§ **EXERCISE REQUIREMENTS**:
A) Rewrite the passage of the refugee book reviews starting at "This sentence succeeds" and ending at "the author’s compassion.", renaming "disgusting slur" as "shameful smear".
B) Go on with the refugee book reviews, beginning after their final sentence.

§ **PROVIDED TEXT**:
--------------------------------------------------
Harding’s writing does not so much convey a meaning as a mood: one of intense self-satisfaction. The warm glow of self-righteousness radiates from almost every page, as from an electric heater. Here he is on the Macedonian treatment of Kosovar refugees during Nato’s bombing campaign: « There was much to extenuate the reaction of this little country to the overwhelming influx of refugees – it was no worse than the worst reactions in wealthier countries to the arrival of the Kosovars – but in the end, it looked very much like a version of the same hostility that had driven them from their homes in the first place. »

This sentence succeeds in being confused, repulsive and erroneous at the same time, which is a considerable achievement in so short a passage of prose. It conveys no overall moral or empirical point; it is mealy-mouthed about the problems faced by the Macedonians, which were roughly equivalent in scale, pro rata, to those that would have been posed by the arrival within a few weeks of 25m Mexicans in the United States; and it implies that the treatment of the Kosovars in Macedonia was morally equivalent to that they had received in Kosovo. This latter is a disgusting slur, the only possible function of which is to stimulate admiration in the reader for the intensity of the author’s compassion.

The refusal to face in any concrete way the real moral and practical dilemmas posed by mass migration is this book’s greatest weakness. It also has an exhibitionist, self-important quality. There is a great difference between being open-hearted and wearing one’s heart on one’s sleeve, though this is a distinction that we seem ever less able to make.

• Anthony Daniels is the author of Monrovia Mon Amour, a book about Liberia.

Voir de même:

Attacking « Fortress Europe »
The Uninvited:
Refugees at the Rich Man’s Gate

Jeremy Harding
Profile Books
ISBN 1861972113

Oliver Craske

In the spring of 1999, British Home Office Minister Barbara Roche described the « aggressive » begging-with-baby techniques of asylum-seeking Eastern European Romani women in London as « vile. » This was just one outburst in a prolonged and unsettling outbreak of near-xenophobic hysteria which flooded British tabloid newspapers and the mainstream of the political debate, with both Labour and Conservatives competing to out-tough each other with measures including locking up asylum applicants.
--------------------------------------------------
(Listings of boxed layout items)
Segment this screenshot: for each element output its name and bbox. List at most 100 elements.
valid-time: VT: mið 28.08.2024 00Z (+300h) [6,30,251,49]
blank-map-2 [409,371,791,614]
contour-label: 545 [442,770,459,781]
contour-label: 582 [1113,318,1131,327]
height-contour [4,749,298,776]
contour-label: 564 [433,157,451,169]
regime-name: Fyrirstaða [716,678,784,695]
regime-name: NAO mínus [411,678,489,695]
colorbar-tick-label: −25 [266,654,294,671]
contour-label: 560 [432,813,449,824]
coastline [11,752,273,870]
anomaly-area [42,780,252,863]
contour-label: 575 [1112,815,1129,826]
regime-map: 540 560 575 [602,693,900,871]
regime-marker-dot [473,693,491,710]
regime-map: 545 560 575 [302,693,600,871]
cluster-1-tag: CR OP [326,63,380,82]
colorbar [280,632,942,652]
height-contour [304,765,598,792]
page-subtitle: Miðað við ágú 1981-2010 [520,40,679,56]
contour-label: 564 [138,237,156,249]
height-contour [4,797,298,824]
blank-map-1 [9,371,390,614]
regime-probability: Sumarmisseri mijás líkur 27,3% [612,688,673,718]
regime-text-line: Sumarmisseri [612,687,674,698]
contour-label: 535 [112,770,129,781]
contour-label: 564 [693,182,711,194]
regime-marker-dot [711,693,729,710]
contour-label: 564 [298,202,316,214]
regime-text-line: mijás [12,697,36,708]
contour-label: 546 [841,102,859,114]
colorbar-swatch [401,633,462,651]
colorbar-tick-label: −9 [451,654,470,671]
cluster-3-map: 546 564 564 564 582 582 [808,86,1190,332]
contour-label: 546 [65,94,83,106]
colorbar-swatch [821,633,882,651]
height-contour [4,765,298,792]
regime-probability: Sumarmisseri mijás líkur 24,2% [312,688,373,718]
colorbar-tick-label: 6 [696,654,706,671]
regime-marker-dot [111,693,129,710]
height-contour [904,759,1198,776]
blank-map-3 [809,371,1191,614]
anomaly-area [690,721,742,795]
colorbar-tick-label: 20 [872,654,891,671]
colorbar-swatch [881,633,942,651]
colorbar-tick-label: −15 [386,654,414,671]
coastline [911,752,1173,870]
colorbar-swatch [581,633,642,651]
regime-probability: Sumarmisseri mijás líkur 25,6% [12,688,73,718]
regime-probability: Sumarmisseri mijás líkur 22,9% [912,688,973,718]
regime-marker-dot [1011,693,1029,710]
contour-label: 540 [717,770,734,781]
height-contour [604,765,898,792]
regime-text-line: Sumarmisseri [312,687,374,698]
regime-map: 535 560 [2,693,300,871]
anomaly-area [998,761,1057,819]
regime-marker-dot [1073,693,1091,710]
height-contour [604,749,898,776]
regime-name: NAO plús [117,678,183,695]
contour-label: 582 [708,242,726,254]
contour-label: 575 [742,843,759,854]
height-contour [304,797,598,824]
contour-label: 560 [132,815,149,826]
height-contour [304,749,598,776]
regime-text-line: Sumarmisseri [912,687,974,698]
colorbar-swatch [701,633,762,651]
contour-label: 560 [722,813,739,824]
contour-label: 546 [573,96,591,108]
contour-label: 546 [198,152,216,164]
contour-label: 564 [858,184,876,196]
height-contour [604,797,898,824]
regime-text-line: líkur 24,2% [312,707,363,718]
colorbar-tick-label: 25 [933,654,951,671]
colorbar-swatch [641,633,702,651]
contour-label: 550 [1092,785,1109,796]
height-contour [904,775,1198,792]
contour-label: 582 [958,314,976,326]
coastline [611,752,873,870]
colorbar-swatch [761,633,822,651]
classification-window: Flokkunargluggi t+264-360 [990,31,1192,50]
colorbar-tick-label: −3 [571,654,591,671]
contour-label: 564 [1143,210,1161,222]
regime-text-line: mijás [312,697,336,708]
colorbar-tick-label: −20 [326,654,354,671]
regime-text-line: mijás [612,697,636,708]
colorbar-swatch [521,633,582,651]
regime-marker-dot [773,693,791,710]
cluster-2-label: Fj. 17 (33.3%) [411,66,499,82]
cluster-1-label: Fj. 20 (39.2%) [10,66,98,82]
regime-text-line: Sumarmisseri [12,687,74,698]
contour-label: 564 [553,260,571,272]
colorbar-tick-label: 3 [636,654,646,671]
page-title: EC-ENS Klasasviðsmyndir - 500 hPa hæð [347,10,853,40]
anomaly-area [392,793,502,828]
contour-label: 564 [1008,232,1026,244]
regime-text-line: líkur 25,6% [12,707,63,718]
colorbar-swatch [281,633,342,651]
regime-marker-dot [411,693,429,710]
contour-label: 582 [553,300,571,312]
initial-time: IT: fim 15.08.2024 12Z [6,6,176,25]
--------------------------------------------------
§ **ANSWERS PER TASK**:
A)
This sentence succeeds in being confused, repulsive and erroneous at the same time, which is a considerable achievement in so short a passage of prose. It conveys no overall moral or empirical point; it is mealy-mouthed about the problems faced by the Macedonians, which were roughly equivalent in scale, pro rata, to those that would have been posed by the arrival within a few weeks of 25m Mexicans in the United States; and it implies that the treatment of the Kosovars in Macedonia was morally equivalent to that they had received in Kosovo. This latter is a shameful smear, the only possible function of which is to stimulate admiration in the reader for the intensity of the author’s compassion.

B)
In September of this year, the same minister surprised many pundits with a speech in which she extolled the social, economic and cultural benefits of inward migration and called for an increased intake of new foreign workers. « Aspiring economic migrants to Britain must be scratching their heads, » commented The Economist (9 September 2000, p 43).

Recently, there has been a great deal of short-sighted or just plain intolerant thinking on the issue of migration and a crying need for sane and humane policy-making. Jeremy Harding’s highly-recommended contribution to the debate is this extended essay (a revised version of one he published in February 2000 in the London Review of Books, the literary newspaper where he is a senior editor), which is now available in a slim and very readable 120-page paperback. The Uninvited: Refugees at the Rich Man’s Gate combines excellent reportage and incisive analysis, drawing always on the historical perspective and exhibiting a confident feel for current and future trends.

Post-Cold War migration

Since the end of the Cold War, there has been a sharp rise in the number of migrants arriving in the European Union (EU). Asylum applications in Western Europe rose from 104,000 in 1984 to 692,000 in 1992, and they were still running at 400,000 in 1999. This period has constituted the twentieth century’s second period of great migration, after the one which peaked between the 1920s and 1940s, when most European countries opened their borders to refugees with commendable generosity. Harding’s historical and global perspective is convincing, though he could be criticised for giving insufficient weight to the mass deportations of Germans in 1945.

Despite important primary migration at the end of the European empires, there was actually a relatively low level of movement in the Cold War era. But this gave way to new uprootings, provoked by the unfreezing of numerous conflicts worldwide, coinciding with the rapid growth in cheap global travel and the worldwide projection of images of rich Western society. By now, he notes, « the idea of sanctuary had withered » (p 33), and migrants were received with much less warmth in West European countries. Indeed, humanitarianism has become a commodity the UK exports, using it to justify its actions in Kosovo while it remains in short supply at home in Britain.

Though the conflicts in former Yugoslavia have created the continent’s biggest movements of people since the late 1940s, these new migrations have not affected Europe alone. Half of the world’s refugees are in Africa, while Iran and Pakistan, for example, each hold around two million in temporary camps.

Fortress Europe

But Fortress Europe, as Harding terms it, is the main focus of The Uninvited. The western end of the continent has all but pulled up the drawbridge around itself to create « Europe’s dreary pastoral fantasy, in which the EU resembles an Alpine valley, surrounded by impregnable, snow-capped mountains » (p 24).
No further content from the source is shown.